Could you write out the records below exactly as they appear?

---------- Available records ----------

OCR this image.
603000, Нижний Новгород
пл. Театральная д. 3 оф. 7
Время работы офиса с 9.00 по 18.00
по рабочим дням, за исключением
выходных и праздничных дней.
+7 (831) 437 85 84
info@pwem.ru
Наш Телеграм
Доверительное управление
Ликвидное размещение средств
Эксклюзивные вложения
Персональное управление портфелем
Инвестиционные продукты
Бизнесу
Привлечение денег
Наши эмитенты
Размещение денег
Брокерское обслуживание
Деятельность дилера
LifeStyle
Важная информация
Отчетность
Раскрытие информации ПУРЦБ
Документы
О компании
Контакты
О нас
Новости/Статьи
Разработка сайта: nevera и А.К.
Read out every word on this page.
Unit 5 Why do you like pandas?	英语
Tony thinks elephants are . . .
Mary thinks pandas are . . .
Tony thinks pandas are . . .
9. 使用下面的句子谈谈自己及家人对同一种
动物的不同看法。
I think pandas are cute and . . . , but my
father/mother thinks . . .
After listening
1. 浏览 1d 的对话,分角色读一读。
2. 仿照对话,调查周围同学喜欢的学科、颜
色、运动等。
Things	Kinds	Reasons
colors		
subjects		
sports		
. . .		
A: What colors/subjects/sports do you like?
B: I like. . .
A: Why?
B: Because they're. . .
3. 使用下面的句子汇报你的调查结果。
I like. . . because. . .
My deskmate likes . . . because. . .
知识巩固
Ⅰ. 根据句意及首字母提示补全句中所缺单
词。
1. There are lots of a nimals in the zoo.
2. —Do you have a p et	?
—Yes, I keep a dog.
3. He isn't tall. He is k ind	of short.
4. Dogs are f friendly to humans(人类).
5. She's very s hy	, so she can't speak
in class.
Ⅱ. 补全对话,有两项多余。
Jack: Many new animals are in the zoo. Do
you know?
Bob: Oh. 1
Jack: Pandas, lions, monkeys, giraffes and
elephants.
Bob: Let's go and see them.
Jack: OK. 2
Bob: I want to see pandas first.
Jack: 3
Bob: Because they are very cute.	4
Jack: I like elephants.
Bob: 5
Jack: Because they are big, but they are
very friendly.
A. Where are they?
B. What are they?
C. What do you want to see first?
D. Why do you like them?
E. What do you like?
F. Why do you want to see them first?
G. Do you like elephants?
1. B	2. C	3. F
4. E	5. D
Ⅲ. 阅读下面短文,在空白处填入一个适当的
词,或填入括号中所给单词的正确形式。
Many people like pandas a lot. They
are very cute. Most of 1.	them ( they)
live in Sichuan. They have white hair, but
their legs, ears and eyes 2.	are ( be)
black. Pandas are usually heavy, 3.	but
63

----------

Written reply:
OCR this image.
603000, Нижний Новгород
пл. Театральная д. 3 оф. 7
Время работы офиса с 9.00 по 18.00
по рабочим дням, за исключением
выходных и праздничных дней.
+7 (831) 437 85 84
info@pwem.ru
Наш Телеграм
Доверительное управление
Ликвидное размещение средств
Эксклюзивные вложения
Персональное управление портфелем
Инвестиционные продукты
Бизнесу
Привлечение денег
Наши эмитенты
Размещение денег
Брокерское обслуживание
Деятельность дилера
LifeStyle
Важная информация
Отчетность
Раскрытие информации ПУРЦБ
Документы
О компании
Контакты
О нас
Новости/Статьи
Разработка сайта: nevera и А.К.
Read out every word on this page.
Unit 5 Why do you like pandas?	英语
Tony thinks elephants are . . .
Mary thinks pandas are . . .
Tony thinks pandas are . . .
9. 使用下面的句子谈谈自己及家人对同一种
动物的不同看法。
I think pandas are cute and . . . , but my
father/mother thinks . . .
After listening
1. 浏览 1d 的对话,分角色读一读。
2. 仿照对话,调查周围同学喜欢的学科、颜
色、运动等。
Things	Kinds	Reasons
colors		
subjects		
sports		
. . .		
A: What colors/subjects/sports do you like?
B: I like. . .
A: Why?
B: Because they're. . .
3. 使用下面的句子汇报你的调查结果。
I like. . . because. . .
My deskmate likes . . . because. . .
知识巩固
Ⅰ. 根据句意及首字母提示补全句中所缺单
词。
1. There are lots of a nimals in the zoo.
2. —Do you have a p et	?
—Yes, I keep a dog.
3. He isn't tall. He is k ind	of short.
4. Dogs are f friendly to humans(人类).
5. She's very s hy	, so she can't speak
in class.
Ⅱ. 补全对话,有两项多余。
Jack: Many new animals are in the zoo. Do
you know?
Bob: Oh. 1
Jack: Pandas, lions, monkeys, giraffes and
elephants.
Bob: Let's go and see them.
Jack: OK. 2
Bob: I want to see pandas first.
Jack: 3
Bob: Because they are very cute.	4
Jack: I like elephants.
Bob: 5
Jack: Because they are big, but they are
very friendly.
A. Where are they?
B. What are they?
C. What do you want to see first?
D. Why do you like them?
E. What do you like?
F. Why do you want to see them first?
G. Do you like elephants?
1. B	2. C	3. F
4. E	5. D
Ⅲ. 阅读下面短文,在空白处填入一个适当的
词,或填入括号中所给单词的正确形式。
Many people like pandas a lot. They
are very cute. Most of 1.	them ( they)
live in Sichuan. They have white hair, but
their legs, ears and eyes 2.	are ( be)
black. Pandas are usually heavy, 3.	but
63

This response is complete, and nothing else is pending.